__Tugas Singkat 1__:
Salin ulang baris-baris data persis apa adanya, mulai dari baris pertama data sampai dengan baris yang memuat "button[interactable]: Street address", kedua ujungnya ikut disalin.
**********
Dikatakan: kesenian Minangkabau merupakan
warisan yang dapat menyokong dan melengkapi kesenian lain yang banyak
berada di Indonesia. Aneka kesenian Minangkabau itu adalah randai, Sepak Rago, gamat, kerawitan dan silat.
Walaupun berdarah muda, seorang pendekar doeloenya kaya etika dan kepribadian. Sebab, adagium klasik menukilkan: musuah indak dicari, jikok basuo pantang diilakkan (musuh tidak dicari kalau bertemu pantang dihelakkan). Dalam cabuah (keonaran) yang berkelabat di sebuah kampung misalnya, seorang pendekar tangguh tidaklah manyosoh (tampil)
**********
__Tugas Singkat 2__:
Teruskan teks tentang kesenian Minangkabau itu, dimulai tepat setelah kalimat terakhir yang tampil.

Entri dataset tata letak
**********
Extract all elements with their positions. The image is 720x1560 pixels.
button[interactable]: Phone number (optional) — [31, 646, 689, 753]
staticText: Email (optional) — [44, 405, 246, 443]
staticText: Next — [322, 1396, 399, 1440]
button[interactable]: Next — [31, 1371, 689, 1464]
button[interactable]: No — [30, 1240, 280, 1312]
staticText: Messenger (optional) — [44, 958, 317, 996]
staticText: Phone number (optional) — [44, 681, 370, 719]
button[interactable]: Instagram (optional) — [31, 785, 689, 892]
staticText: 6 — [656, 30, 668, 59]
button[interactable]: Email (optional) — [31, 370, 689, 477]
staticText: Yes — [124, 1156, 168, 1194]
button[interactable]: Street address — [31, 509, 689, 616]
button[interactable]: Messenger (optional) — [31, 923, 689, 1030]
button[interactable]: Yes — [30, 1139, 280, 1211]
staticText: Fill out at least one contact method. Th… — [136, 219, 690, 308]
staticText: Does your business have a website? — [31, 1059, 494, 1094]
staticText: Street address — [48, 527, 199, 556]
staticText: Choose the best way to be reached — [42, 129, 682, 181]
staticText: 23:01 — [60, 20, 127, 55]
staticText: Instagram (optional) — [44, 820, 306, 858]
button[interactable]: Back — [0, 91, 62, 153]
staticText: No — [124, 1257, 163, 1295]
**********
__Jawaban Tugas 1__:
Extract all elements with their positions. The image is 720x1560 pixels.
button[interactable]: Phone number (optional) — [31, 646, 689, 753]
staticText: Email (optional) — [44, 405, 246, 443]
staticText: Next — [322, 1396, 399, 1440]
button[interactable]: Next — [31, 1371, 689, 1464]
button[interactable]: No — [30, 1240, 280, 1312]
staticText: Messenger (optional) — [44, 958, 317, 996]
staticText: Phone number (optional) — [44, 681, 370, 719]
button[interactable]: Instagram (optional) — [31, 785, 689, 892]
staticText: 6 — [656, 30, 668, 59]
button[interactable]: Email (optional) — [31, 370, 689, 477]
staticText: Yes — [124, 1156, 168, 1194]
button[interactable]: Street address — [31, 509, 689, 616]

__Jawaban Tugas 2__:
ke depan untuk meredam konflik. Melainkan membiarkan anak
sa(k)siannya menyelesaikan kegaduhan tersebut. Walau sebuah kesadaran
menyentak di empulur hati seorang pendekar sejati, bahwa kondisi runyam
itu, tidak segampang membalik telapak tangan mengatasinya. Hal itu
merupakan salah satu kode etik plus satu metode pendidikan (method of education) pendekar. Bila keadaan telah keritis—bak talua di ujuang tanduak (telur di ujung tanduk)—yang diprediksi menyembulkan bencana besar semisal cakak banyak (perkelahian masal)—barulah pada situasi krusial itu, pendekar sejati tampil ke muka.
Sebab, pada umumnya para pendekar jarang
sekali terlibat dalam persengketaan. Pasalnya? Mereka saling
segan-menyegani. Bahkan lebih mencukam dari itu, pendekar sebenar
pendekar selalu menggiring anak didiknya agar tidak mancari ilik-ilik
(membuat sengketa) dengan seorang pendekar. Malahan, mereka
menganjurkan anak didiknya agar menyauk ilmu pada pendekar lain.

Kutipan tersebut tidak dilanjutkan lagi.